■ Exercise: Make an exact copy of the entries below with the pictures removed.

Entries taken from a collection
+===+
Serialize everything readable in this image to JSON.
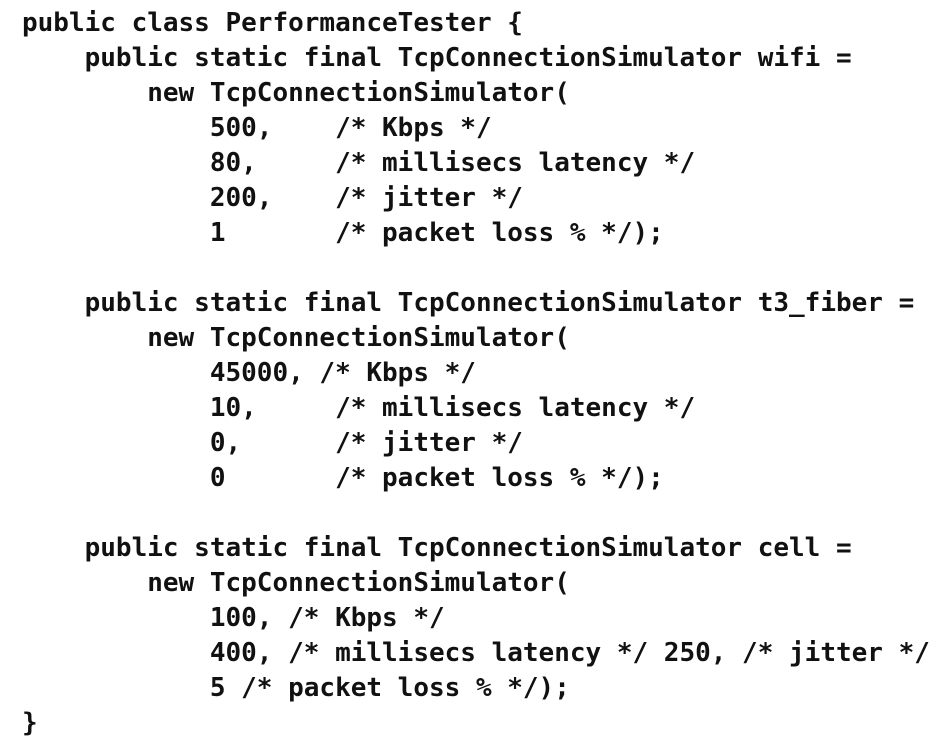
{
  "code": {
    "lines": [
      "public class PerformanceTester {",
      "    public static final TcpConnectionSimulator wifi =",
      "        new TcpConnectionSimulator(",
      "            500,    /* Kbps */",
      "            80,     /* millisecs latency */",
      "            200,    /* jitter */",
      "            1       /* packet loss % */);",
      "",
      "    public static final TcpConnectionSimulator t3_fiber =",
      "        new TcpConnectionSimulator(",
      "            45000, /* Kbps */",
      "            10,     /* millisecs latency */",
      "            0,      /* jitter */",
      "            0       /* packet loss % */);",
      "",
      "    public static final TcpConnectionSimulator cell =",
      "        new TcpConnectionSimulator(",
      "            100, /* Kbps */",
      "            400, /* millisecs latency */ 250, /* jitter */",
      "            5 /* packet loss % */);",
      "}"
    ]
  }
}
+===+
■ Output of the exercise:
Serialize everything readable in this image to JSON.
{
  "code": {
    "lines": [
      "public class PerformanceTester {",
      "    public static final TcpConnectionSimulator wifi =",
      "        new TcpConnectionSimulator(",
      "            500,    /* Kbps */",
      "            80,     /* millisecs latency */",
      "            200,    /* jitter */",
      "            1       /* packet loss % */);",
      "",
      "    public static final TcpConnectionSimulator t3_fiber =",
      "        new TcpConnectionSimulator(",
      "            45000, /* Kbps */",
      "            10,     /* millisecs latency */",
      "            0,      /* jitter */",
      "            0       /* packet loss % */);",
      "",
      "    public static final TcpConnectionSimulator cell =",
      "        new TcpConnectionSimulator(",
      "            100, /* Kbps */",
      "            400, /* millisecs latency */ 250, /* jitter */",
      "            5 /* packet loss % */);",
      "}"
    ]
  }
}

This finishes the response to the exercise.